> _ZITIERTER TEXT_
++++++++++

Ich füge an dieser Stelle für den Rubikon hinzu: Es ist erstaunlich und ein sehr ermutigendes Zeichen, dass die Aufklärungsinitiative des Rubikon Buchverlags einen derart durchschlagenden Erfolg hatte und hat. Nach Walter van Rossum, Flo Osrainik, Sven Böttcher und Wolfgang Wodarg landete Michael Meyen nunmehr den fünften Bestseller des Verlags in Folge. Zum Hintergrund muss man wissen: Buchverlage scheinen sich momentan generell schwer zu tun, Erfolge zu generieren.
Im Kontakt mit Verlagen bin ich in den letzten Jahren zum großen Teil auf Ratlosigkeit gestoßen, womit man Leser in der digitalisierten und teilweise entpolitisierten Welt überhaupt noch hinter dem Ofen hervorlocken kann. Ich habe renommierte Verlage schrumpfen und Start-ups als Rohrkrepierer enden sehen. Bei Weitem nicht alle natürlich, aber das Umfeld, in dem der Rubikon-Verlag seinen Durchbuch geschafft hat, war und ist kein günstiges. Das spricht für Qualität, Mut und die richtige Themenwahl zum richtigen Zeitpunkt.

++++++++++

> _DATENAUSZUG_
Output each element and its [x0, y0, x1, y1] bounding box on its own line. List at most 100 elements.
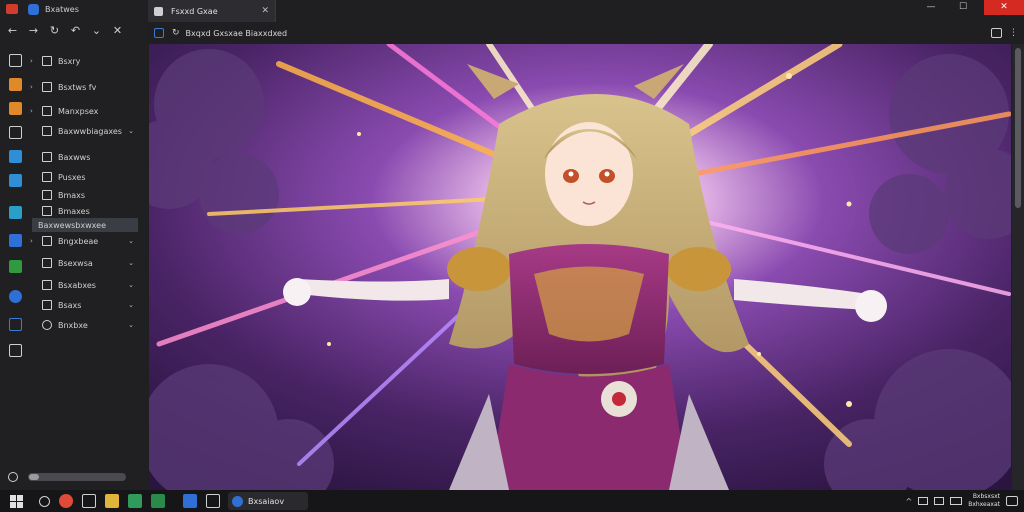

++++++++++

> _AUFGABENSTELLUNG_
Schreibe den Text über den Rubikon-Verlag von „Ich füge an“ bis „Erfolge zu generieren.“ noch einmal ab und ersetze darin „erstaunlich“ durch „bemerkenswert“.

> _ANTWORT_
Ich füge an dieser Stelle für den Rubikon hinzu: Es ist bemerkenswert und ein sehr ermutigendes Zeichen, dass die Aufklärungsinitiative des Rubikon Buchverlags einen derart durchschlagenden Erfolg hatte und hat. Nach Walter van Rossum, Flo Osrainik, Sven Böttcher und Wolfgang Wodarg landete Michael Meyen nunmehr den fünften Bestseller des Verlags in Folge. Zum Hintergrund muss man wissen: Buchverlage scheinen sich momentan generell schwer zu tun, Erfolge zu generieren.